* **Given exercise**
Find each line with the string "color" and report it.

* **Records to process**

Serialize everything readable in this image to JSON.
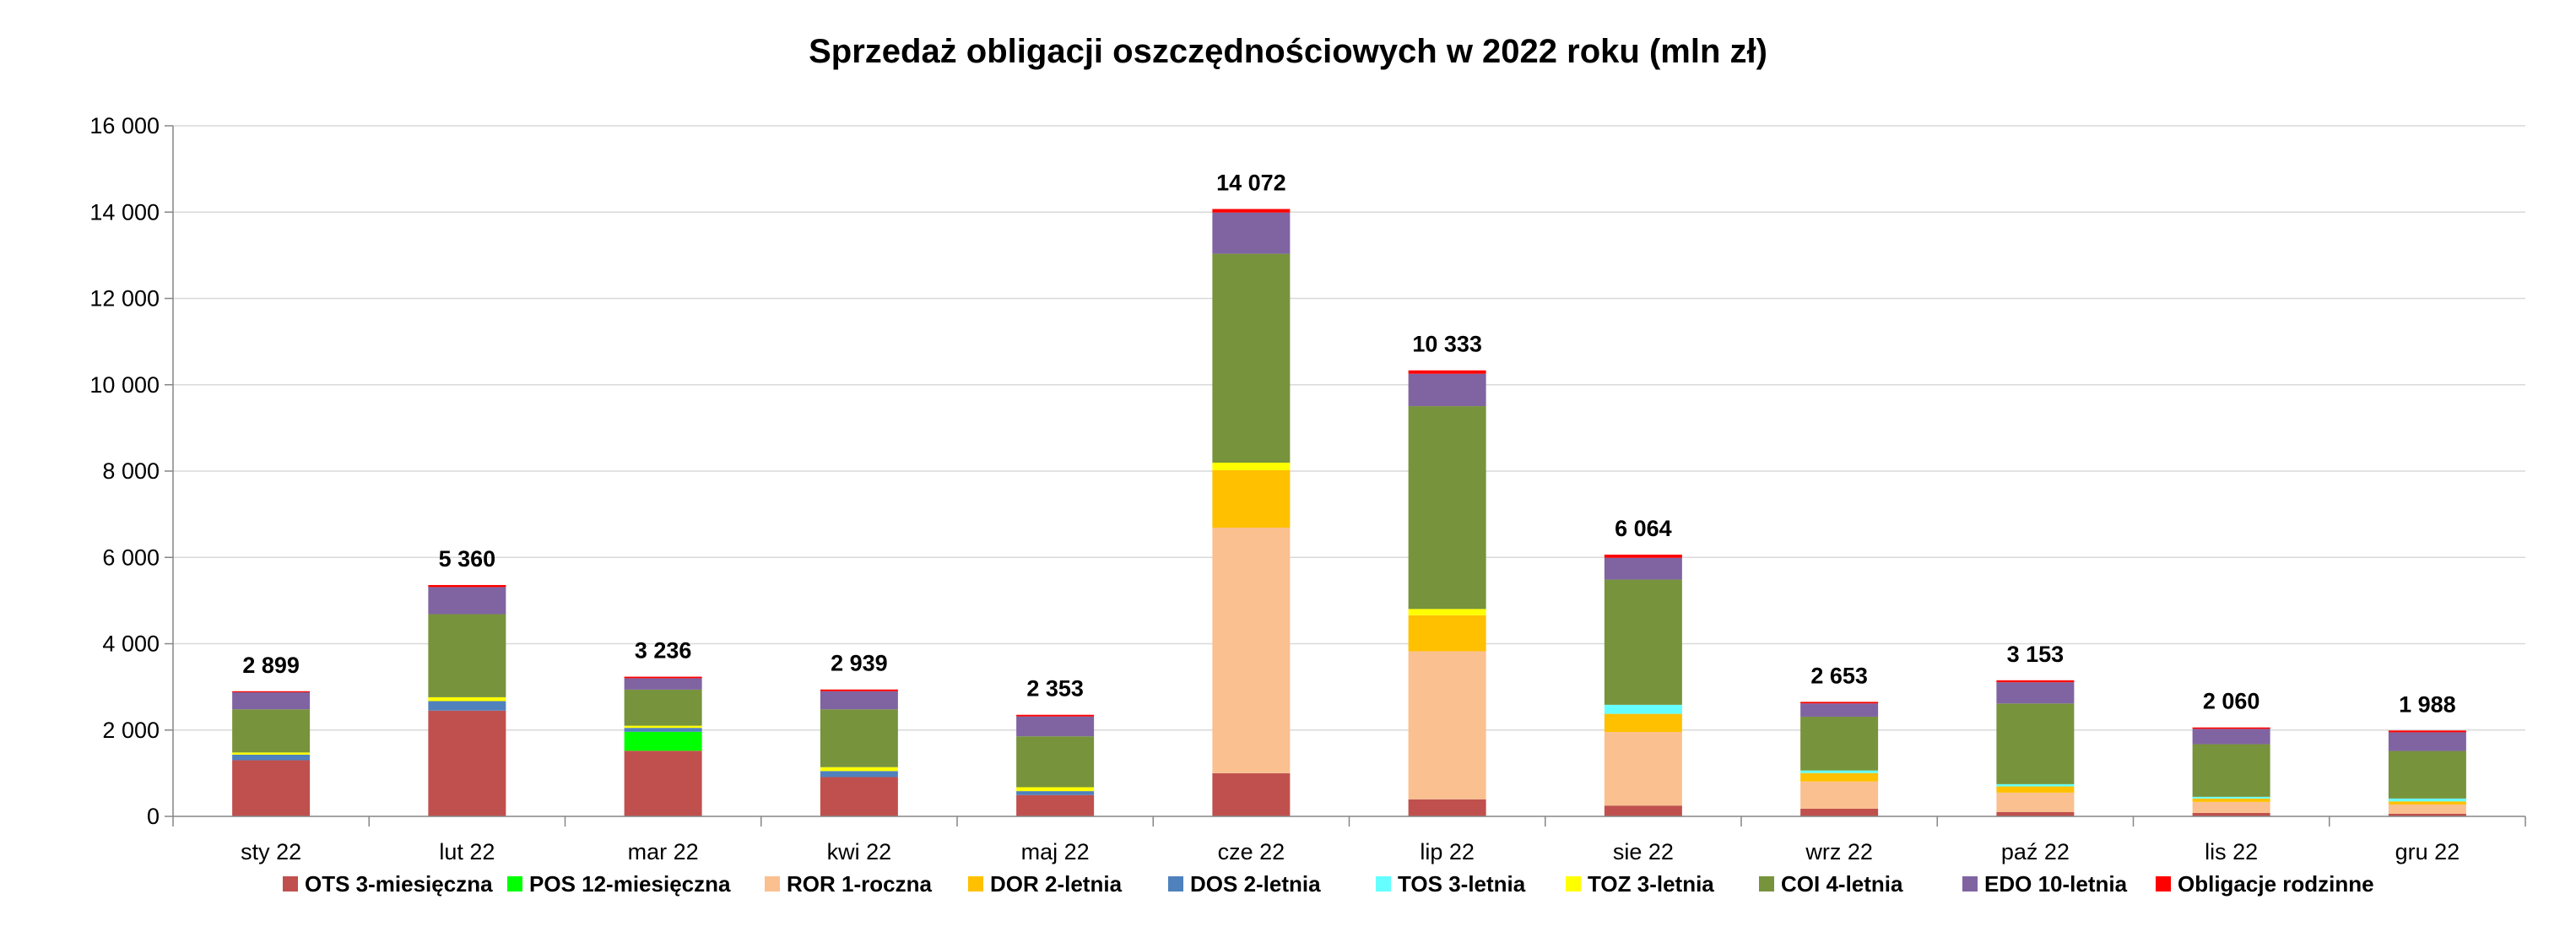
{
  "chart_data": {
    "type": "bar",
    "stacked": true,
    "title": "Sprzedaż obligacji oszczędnościowych w 2022 roku (mln zł)",
    "xlabel": "",
    "ylabel": "",
    "ylim": [
      0,
      16000
    ],
    "yticks": [
      0,
      2000,
      4000,
      6000,
      8000,
      10000,
      12000,
      14000,
      16000
    ],
    "ytick_labels": [
      "0",
      "2 000",
      "4 000",
      "6 000",
      "8 000",
      "10 000",
      "12 000",
      "14 000",
      "16 000"
    ],
    "grid": true,
    "legend_position": "bottom",
    "categories": [
      "sty 22",
      "lut 22",
      "mar 22",
      "kwi 22",
      "maj 22",
      "cze 22",
      "lip 22",
      "sie 22",
      "wrz 22",
      "paź 22",
      "lis 22",
      "gru 22"
    ],
    "totals": [
      2899,
      5360,
      3236,
      2939,
      2353,
      14072,
      10333,
      6064,
      2653,
      3153,
      2060,
      1988
    ],
    "total_labels": [
      "2 899",
      "5 360",
      "3 236",
      "2 939",
      "2 353",
      "14 072",
      "10 333",
      "6 064",
      "2 653",
      "3 153",
      "2 060",
      "1 988"
    ],
    "series": [
      {
        "name": "OTS 3-miesięczna",
        "color": "#C0504D",
        "values": [
          1300,
          2450,
          1520,
          910,
          495,
          1000,
          395,
          250,
          177,
          98,
          79,
          59
        ]
      },
      {
        "name": "POS 12-miesięczna",
        "color": "#00FF00",
        "values": [
          0,
          0,
          440,
          0,
          0,
          0,
          0,
          0,
          0,
          0,
          0,
          0
        ]
      },
      {
        "name": "ROR 1-roczna",
        "color": "#FAC090",
        "values": [
          0,
          0,
          0,
          0,
          0,
          5690,
          3430,
          1705,
          630,
          452,
          256,
          216
        ]
      },
      {
        "name": "DOR 2-letnia",
        "color": "#FFC000",
        "values": [
          0,
          0,
          0,
          0,
          0,
          1330,
          835,
          420,
          197,
          144,
          79,
          72
        ]
      },
      {
        "name": "DOS 2-letnia",
        "color": "#4F81BD",
        "values": [
          130,
          220,
          90,
          140,
          90,
          0,
          0,
          0,
          0,
          0,
          0,
          0
        ]
      },
      {
        "name": "TOS 3-letnia",
        "color": "#66FFFF",
        "values": [
          0,
          0,
          0,
          0,
          0,
          0,
          0,
          210,
          59,
          52,
          39,
          66
        ]
      },
      {
        "name": "TOZ 3-letnia",
        "color": "#FFFF00",
        "values": [
          50,
          90,
          50,
          90,
          90,
          175,
          145,
          0,
          0,
          0,
          0,
          0
        ]
      },
      {
        "name": "COI 4-letnia",
        "color": "#77933C",
        "values": [
          1000,
          1925,
          836,
          1340,
          1180,
          4840,
          4700,
          2900,
          1246,
          1869,
          1220,
          1102
        ]
      },
      {
        "name": "EDO 10-letnia",
        "color": "#8064A2",
        "values": [
          395,
          627,
          264,
          420,
          460,
          955,
          750,
          505,
          308,
          492,
          354,
          433
        ]
      },
      {
        "name": "Obligacje rodzinne",
        "color": "#FF0000",
        "values": [
          24,
          48,
          36,
          39,
          38,
          82,
          78,
          74,
          36,
          46,
          33,
          40
        ]
      }
    ]
  }
}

* **Response**
        "color": "#C0504D",
        "color": "#00FF00",
        "color": "#FAC090",
        "color": "#FFC000",
        "color": "#4F81BD",
        "color": "#66FFFF",
        "color": "#FFFF00",
        "color": "#77933C",
        "color": "#8064A2",
        "color": "#FF0000",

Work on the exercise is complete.